## Task directions:
Set down the whole listing verbatim.

(Items from a data source)
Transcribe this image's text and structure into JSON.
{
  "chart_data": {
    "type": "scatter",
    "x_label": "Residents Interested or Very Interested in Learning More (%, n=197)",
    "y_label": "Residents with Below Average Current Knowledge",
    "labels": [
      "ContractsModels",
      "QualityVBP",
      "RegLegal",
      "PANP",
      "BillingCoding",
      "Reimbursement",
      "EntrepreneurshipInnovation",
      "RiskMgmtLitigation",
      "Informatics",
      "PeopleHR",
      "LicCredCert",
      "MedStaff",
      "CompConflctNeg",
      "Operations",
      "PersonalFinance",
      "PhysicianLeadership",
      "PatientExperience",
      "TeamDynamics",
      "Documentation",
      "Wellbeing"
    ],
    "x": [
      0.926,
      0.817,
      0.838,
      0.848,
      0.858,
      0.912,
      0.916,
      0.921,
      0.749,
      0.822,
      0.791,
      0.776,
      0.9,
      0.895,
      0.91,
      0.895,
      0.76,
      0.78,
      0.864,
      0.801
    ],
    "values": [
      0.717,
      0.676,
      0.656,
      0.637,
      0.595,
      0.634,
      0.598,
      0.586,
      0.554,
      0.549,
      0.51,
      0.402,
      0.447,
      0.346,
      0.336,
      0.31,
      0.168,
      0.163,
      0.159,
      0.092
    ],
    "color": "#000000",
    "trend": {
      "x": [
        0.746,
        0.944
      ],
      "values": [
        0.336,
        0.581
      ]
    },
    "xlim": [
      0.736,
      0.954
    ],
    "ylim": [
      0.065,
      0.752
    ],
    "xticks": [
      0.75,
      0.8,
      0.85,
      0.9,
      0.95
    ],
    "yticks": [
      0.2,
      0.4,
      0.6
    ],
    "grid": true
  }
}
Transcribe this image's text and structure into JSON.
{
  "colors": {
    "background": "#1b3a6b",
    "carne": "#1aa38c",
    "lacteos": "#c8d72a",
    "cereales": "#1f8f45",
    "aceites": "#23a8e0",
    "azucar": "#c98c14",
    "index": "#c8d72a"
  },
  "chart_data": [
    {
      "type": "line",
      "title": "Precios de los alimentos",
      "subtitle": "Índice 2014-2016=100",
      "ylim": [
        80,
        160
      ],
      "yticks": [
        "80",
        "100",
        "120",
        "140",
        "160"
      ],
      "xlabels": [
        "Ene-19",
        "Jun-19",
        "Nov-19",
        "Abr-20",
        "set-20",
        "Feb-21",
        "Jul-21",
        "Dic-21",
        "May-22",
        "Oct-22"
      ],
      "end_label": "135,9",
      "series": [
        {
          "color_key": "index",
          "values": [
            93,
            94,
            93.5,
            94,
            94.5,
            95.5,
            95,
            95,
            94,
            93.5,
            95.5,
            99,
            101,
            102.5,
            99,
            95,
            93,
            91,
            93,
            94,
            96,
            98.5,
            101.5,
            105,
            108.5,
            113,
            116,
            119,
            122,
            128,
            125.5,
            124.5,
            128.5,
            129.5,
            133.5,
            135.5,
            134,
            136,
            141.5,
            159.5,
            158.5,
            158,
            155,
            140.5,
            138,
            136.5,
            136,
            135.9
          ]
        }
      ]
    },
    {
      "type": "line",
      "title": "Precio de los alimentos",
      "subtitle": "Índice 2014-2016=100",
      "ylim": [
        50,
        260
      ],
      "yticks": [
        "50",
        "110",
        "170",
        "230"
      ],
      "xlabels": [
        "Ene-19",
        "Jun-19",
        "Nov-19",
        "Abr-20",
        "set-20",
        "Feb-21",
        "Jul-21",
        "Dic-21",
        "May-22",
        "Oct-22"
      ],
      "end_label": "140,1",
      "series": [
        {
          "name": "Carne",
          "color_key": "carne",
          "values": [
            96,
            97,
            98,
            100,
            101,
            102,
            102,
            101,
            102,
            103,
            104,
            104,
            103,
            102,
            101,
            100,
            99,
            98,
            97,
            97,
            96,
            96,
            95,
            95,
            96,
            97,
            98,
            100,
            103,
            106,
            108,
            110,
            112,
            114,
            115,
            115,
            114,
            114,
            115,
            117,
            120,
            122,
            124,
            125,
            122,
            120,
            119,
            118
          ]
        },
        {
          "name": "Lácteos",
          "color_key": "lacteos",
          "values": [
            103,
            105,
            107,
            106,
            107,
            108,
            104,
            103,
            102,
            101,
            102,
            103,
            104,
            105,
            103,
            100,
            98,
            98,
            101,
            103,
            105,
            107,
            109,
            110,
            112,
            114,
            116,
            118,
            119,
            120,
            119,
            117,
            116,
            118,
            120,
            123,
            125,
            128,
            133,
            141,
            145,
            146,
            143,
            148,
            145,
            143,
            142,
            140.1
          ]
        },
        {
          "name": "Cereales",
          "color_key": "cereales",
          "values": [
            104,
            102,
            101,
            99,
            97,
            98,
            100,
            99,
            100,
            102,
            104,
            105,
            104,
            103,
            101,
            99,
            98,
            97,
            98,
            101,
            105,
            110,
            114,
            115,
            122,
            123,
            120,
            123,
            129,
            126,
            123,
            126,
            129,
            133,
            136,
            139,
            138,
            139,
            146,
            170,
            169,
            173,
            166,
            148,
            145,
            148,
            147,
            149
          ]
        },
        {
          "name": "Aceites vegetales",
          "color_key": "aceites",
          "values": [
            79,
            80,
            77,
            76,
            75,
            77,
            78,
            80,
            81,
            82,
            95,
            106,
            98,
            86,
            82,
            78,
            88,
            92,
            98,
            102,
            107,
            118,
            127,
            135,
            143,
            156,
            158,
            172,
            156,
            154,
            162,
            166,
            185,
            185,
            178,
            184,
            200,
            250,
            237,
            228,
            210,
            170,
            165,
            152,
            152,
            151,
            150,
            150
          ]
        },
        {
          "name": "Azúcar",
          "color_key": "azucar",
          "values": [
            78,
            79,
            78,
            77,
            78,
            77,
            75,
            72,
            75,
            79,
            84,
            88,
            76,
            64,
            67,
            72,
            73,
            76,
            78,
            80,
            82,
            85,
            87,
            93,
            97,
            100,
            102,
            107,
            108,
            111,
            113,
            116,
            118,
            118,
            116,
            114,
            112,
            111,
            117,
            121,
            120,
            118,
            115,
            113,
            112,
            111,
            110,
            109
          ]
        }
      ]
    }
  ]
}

## Problem solution:
Transcribe this image's text and structure into JSON.
{
  "chart_data": {
    "type": "scatter",
    "x_label": "Residents Interested or Very Interested in Learning More (%, n=197)",
    "y_label": "Residents with Below Average Current Knowledge",
    "labels": [
      "ContractsModels",
      "QualityVBP",
      "RegLegal",
      "PANP",
      "BillingCoding",
      "Reimbursement",
      "EntrepreneurshipInnovation",
      "RiskMgmtLitigation",
      "Informatics",
      "PeopleHR",
      "LicCredCert",
      "MedStaff",
      "CompConflctNeg",
      "Operations",
      "PersonalFinance",
      "PhysicianLeadership",
      "PatientExperience",
      "TeamDynamics",
      "Documentation",
      "Wellbeing"
    ],
    "x": [
      0.926,
      0.817,
      0.838,
      0.848,
      0.858,
      0.912,
      0.916,
      0.921,
      0.749,
      0.822,
      0.791,
      0.776,
      0.9,
      0.895,
      0.91,
      0.895,
      0.76,
      0.78,
      0.864,
      0.801
    ],
    "values": [
      0.717,
      0.676,
      0.656,
      0.637,
      0.595,
      0.634,
      0.598,
      0.586,
      0.554,
      0.549,
      0.51,
      0.402,
      0.447,
      0.346,
      0.336,
      0.31,
      0.168,
      0.163,
      0.159,
      0.092
    ],
    "color": "#000000",
    "trend": {
      "x": [
        0.746,
        0.944
      ],
      "values": [
        0.336,
        0.581
      ]
    },
    "xlim": [
      0.736,
      0.954
    ],
    "ylim": [
      0.065,
      0.752
    ],
    "xticks": [
      0.75,
      0.8,
      0.85,
      0.9,
      0.95
    ],
    "yticks": [
      0.2,
      0.4,
      0.6
    ],
    "grid": true
  }
}
Transcribe this image's text and structure into JSON.
{
  "colors": {
    "background": "#1b3a6b",
    "carne": "#1aa38c",
    "lacteos": "#c8d72a",
    "cereales": "#1f8f45",
    "aceites": "#23a8e0",
    "azucar": "#c98c14",
    "index": "#c8d72a"
  },
  "chart_data": [
    {
      "type": "line",
      "title": "Precios de los alimentos",
      "subtitle": "Índice 2014-2016=100",
      "ylim": [
        80,
        160
      ],
      "yticks": [
        "80",
        "100",
        "120",
        "140",
        "160"
      ],
      "xlabels": [
        "Ene-19",
        "Jun-19",
        "Nov-19",
        "Abr-20",
        "set-20",
        "Feb-21",
        "Jul-21",
        "Dic-21",
        "May-22",
        "Oct-22"
      ],
      "end_label": "135,9",
      "series": [
        {
          "color_key": "index",
          "values": [
            93,
            94,
            93.5,
            94,
            94.5,
            95.5,
            95,
            95,
            94,
            93.5,
            95.5,
            99,
            101,
            102.5,
            99,
            95,
            93,
            91,
            93,
            94,
            96,
            98.5,
            101.5,
            105,
            108.5,
            113,
            116,
            119,
            122,
            128,
            125.5,
            124.5,
            128.5,
            129.5,
            133.5,
            135.5,
            134,
            136,
            141.5,
            159.5,
            158.5,
            158,
            155,
            140.5,
            138,
            136.5,
            136,
            135.9
          ]
        }
      ]
    },
    {
      "type": "line",
      "title": "Precio de los alimentos",
      "subtitle": "Índice 2014-2016=100",
      "ylim": [
        50,
        260
      ],
      "yticks": [
        "50",
        "110",
        "170",
        "230"
      ],
      "xlabels": [
        "Ene-19",
        "Jun-19",
        "Nov-19",
        "Abr-20",
        "set-20",
        "Feb-21",
        "Jul-21",
        "Dic-21",
        "May-22",
        "Oct-22"
      ],
      "end_label": "140,1",
      "series": [
        {
          "name": "Carne",
          "color_key": "carne",
          "values": [
            96,
            97,
            98,
            100,
            101,
            102,
            102,
            101,
            102,
            103,
            104,
            104,
            103,
            102,
            101,
            100,
            99,
            98,
            97,
            97,
            96,
            96,
            95,
            95,
            96,
            97,
            98,
            100,
            103,
            106,
            108,
            110,
            112,
            114,
            115,
            115,
            114,
            114,
            115,
            117,
            120,
            122,
            124,
            125,
            122,
            120,
            119,
            118
          ]
        },
        {
          "name": "Lácteos",
          "color_key": "lacteos",
          "values": [
            103,
            105,
            107,
            106,
            107,
            108,
            104,
            103,
            102,
            101,
            102,
            103,
            104,
            105,
            103,
            100,
            98,
            98,
            101,
            103,
            105,
            107,
            109,
            110,
            112,
            114,
            116,
            118,
            119,
            120,
            119,
            117,
            116,
            118,
            120,
            123,
            125,
            128,
            133,
            141,
            145,
            146,
            143,
            148,
            145,
            143,
            142,
            140.1
          ]
        },
        {
          "name": "Cereales",
          "color_key": "cereales",
          "values": [
            104,
            102,
            101,
            99,
            97,
            98,
            100,
            99,
            100,
            102,
            104,
            105,
            104,
            103,
            101,
            99,
            98,
            97,
            98,
            101,
            105,
            110,
            114,
            115,
            122,
            123,
            120,
            123,
            129,
            126,
            123,
            126,
            129,
            133,
            136,
            139,
            138,
            139,
            146,
            170,
            169,
            173,
            166,
            148,
            145,
            148,
            147,
            149
          ]
        },
        {
          "name": "Aceites vegetales",
          "color_key": "aceites",
          "values": [
            79,
            80,
            77,
            76,
            75,
            77,
            78,
            80,
            81,
            82,
            95,
            106,
            98,
            86,
            82,
            78,
            88,
            92,
            98,
            102,
            107,
            118,
            127,
            135,
            143,
            156,
            158,
            172,
            156,
            154,
            162,
            166,
            185,
            185,
            178,
            184,
            200,
            250,
            237,
            228,
            210,
            170,
            165,
            152,
            152,
            151,
            150,
            150
          ]
        },
        {
          "name": "Azúcar",
          "color_key": "azucar",
          "values": [
            78,
            79,
            78,
            77,
            78,
            77,
            75,
            72,
            75,
            79,
            84,
            88,
            76,
            64,
            67,
            72,
            73,
            76,
            78,
            80,
            82,
            85,
            87,
            93,
            97,
            100,
            102,
            107,
            108,
            111,
            113,
            116,
            118,
            118,
            116,
            114,
            112,
            111,
            117,
            121,
            120,
            118,
            115,
            113,
            112,
            111,
            110,
            109
          ]
        }
      ]
    }
  ]
}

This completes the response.